Written problem:
Search the records below for the word "this" and show every line where it occurs.

━━━━━━━━━━━━━━━━

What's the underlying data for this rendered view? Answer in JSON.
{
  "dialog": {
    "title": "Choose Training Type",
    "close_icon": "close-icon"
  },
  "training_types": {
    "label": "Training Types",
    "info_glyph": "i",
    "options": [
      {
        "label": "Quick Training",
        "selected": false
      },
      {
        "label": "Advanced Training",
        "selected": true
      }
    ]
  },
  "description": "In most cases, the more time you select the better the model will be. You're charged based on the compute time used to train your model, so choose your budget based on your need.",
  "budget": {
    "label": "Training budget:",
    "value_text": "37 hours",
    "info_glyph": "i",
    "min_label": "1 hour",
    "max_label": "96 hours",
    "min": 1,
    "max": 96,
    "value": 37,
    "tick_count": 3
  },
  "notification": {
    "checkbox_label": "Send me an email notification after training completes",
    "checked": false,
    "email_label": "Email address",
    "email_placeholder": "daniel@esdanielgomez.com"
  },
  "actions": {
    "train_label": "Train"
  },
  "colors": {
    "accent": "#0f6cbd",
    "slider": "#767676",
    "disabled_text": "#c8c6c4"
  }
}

━━━━━━━━━━━━━━━━

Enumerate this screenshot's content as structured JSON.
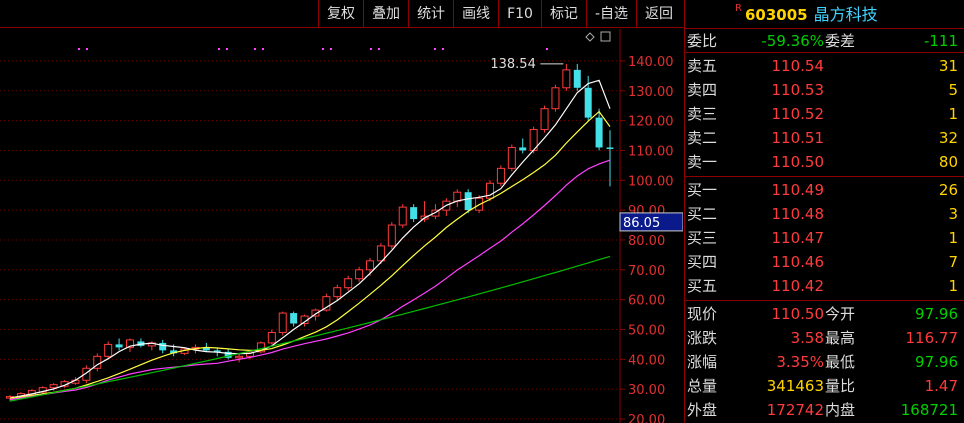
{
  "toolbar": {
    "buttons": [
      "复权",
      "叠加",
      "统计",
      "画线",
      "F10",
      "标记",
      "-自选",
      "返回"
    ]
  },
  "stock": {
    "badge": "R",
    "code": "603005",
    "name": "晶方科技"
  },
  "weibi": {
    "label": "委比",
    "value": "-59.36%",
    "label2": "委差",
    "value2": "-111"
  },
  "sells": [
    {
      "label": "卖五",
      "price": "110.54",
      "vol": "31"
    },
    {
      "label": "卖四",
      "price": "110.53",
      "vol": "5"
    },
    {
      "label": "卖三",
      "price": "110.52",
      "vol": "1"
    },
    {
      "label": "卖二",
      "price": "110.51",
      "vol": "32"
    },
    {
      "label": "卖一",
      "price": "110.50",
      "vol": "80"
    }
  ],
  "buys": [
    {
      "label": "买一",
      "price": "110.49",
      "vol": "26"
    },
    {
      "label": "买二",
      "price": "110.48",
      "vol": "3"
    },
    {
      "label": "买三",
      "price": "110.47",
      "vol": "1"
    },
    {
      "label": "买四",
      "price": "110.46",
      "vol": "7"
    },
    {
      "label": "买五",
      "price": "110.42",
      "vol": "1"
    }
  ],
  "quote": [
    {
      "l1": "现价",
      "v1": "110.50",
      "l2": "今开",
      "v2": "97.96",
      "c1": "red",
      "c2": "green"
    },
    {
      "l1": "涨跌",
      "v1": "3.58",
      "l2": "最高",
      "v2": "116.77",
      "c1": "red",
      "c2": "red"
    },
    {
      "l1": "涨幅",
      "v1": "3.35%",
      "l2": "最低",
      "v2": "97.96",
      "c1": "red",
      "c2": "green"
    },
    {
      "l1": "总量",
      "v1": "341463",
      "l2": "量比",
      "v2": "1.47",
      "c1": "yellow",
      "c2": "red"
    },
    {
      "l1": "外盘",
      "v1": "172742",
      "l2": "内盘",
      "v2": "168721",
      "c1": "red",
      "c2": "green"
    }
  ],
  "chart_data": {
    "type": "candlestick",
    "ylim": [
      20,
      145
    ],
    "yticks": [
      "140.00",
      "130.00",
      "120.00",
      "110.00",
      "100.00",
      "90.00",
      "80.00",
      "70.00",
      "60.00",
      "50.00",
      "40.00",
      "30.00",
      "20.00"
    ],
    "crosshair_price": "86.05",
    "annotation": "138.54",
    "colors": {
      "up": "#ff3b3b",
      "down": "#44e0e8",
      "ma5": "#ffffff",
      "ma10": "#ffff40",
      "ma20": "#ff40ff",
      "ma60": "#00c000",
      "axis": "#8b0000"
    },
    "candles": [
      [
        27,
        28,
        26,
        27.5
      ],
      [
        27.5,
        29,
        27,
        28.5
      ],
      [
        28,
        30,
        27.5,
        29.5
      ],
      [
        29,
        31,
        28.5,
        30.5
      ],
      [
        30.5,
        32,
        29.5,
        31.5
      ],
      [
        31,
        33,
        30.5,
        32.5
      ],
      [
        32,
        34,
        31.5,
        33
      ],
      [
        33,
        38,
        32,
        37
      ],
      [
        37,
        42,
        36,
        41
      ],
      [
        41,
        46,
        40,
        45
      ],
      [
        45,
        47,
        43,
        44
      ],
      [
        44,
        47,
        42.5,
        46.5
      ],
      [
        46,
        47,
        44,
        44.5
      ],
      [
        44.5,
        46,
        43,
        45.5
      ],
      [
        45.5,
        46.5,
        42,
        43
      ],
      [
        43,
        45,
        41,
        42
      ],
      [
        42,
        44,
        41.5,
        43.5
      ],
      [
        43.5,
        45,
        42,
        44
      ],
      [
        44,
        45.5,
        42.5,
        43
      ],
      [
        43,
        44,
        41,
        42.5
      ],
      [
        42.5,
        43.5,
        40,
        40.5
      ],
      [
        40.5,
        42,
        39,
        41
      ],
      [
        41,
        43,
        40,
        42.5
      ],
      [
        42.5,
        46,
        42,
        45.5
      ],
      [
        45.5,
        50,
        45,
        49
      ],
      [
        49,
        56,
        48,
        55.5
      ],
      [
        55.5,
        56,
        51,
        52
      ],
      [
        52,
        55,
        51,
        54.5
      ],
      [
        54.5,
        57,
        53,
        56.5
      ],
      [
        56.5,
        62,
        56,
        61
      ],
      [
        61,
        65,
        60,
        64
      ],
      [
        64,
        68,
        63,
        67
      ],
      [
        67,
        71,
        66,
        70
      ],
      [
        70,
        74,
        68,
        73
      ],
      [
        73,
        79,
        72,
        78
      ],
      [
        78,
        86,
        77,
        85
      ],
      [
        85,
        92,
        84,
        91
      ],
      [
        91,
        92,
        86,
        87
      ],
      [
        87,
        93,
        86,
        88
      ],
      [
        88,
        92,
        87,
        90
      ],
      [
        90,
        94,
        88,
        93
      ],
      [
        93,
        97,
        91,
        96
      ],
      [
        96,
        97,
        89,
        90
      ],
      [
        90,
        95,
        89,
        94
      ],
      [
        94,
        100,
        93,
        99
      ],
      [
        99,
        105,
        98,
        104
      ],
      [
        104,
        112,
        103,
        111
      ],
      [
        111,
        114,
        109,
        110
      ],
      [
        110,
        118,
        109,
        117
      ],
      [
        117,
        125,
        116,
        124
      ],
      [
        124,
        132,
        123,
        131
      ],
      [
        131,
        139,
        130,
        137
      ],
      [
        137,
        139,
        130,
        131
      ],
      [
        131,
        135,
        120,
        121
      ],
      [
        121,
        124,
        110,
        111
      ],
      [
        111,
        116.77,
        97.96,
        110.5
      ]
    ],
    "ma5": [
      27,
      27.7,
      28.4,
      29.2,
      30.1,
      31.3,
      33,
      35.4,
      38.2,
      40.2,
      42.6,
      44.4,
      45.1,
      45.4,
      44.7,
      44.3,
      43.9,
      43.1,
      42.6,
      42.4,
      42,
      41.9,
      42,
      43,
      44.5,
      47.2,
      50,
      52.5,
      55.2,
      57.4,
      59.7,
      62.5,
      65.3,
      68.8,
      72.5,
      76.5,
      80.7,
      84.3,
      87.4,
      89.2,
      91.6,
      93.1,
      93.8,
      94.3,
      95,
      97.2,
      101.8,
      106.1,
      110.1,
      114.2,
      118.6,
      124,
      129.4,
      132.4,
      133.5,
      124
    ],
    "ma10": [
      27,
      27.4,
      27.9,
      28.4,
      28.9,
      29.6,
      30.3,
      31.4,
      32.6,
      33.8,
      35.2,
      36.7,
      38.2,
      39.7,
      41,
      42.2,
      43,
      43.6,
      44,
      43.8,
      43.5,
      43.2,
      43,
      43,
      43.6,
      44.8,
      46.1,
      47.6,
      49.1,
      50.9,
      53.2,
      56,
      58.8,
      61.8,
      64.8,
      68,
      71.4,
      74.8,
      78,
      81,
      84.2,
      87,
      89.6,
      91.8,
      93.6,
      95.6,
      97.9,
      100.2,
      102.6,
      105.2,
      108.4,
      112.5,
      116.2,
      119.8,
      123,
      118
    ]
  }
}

━━━━━━━━━━━━━━━━

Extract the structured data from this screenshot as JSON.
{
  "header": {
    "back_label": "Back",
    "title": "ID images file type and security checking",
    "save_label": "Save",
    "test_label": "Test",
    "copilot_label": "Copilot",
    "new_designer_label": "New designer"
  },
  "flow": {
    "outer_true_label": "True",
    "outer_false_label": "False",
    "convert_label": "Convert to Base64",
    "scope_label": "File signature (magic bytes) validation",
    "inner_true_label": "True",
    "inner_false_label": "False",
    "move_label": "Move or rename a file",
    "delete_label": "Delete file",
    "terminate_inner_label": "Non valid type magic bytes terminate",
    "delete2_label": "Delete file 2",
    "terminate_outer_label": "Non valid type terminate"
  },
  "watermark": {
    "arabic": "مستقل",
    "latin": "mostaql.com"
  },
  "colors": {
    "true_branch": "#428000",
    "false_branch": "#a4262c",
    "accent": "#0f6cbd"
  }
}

━━━━━━━━━━━━━━━━

The completed task:
What's the underlying data for this rendered view? Answer in JSON.
Enumerate this screenshot's content as structured JSON.
Extract the structured data from this screenshot as JSON.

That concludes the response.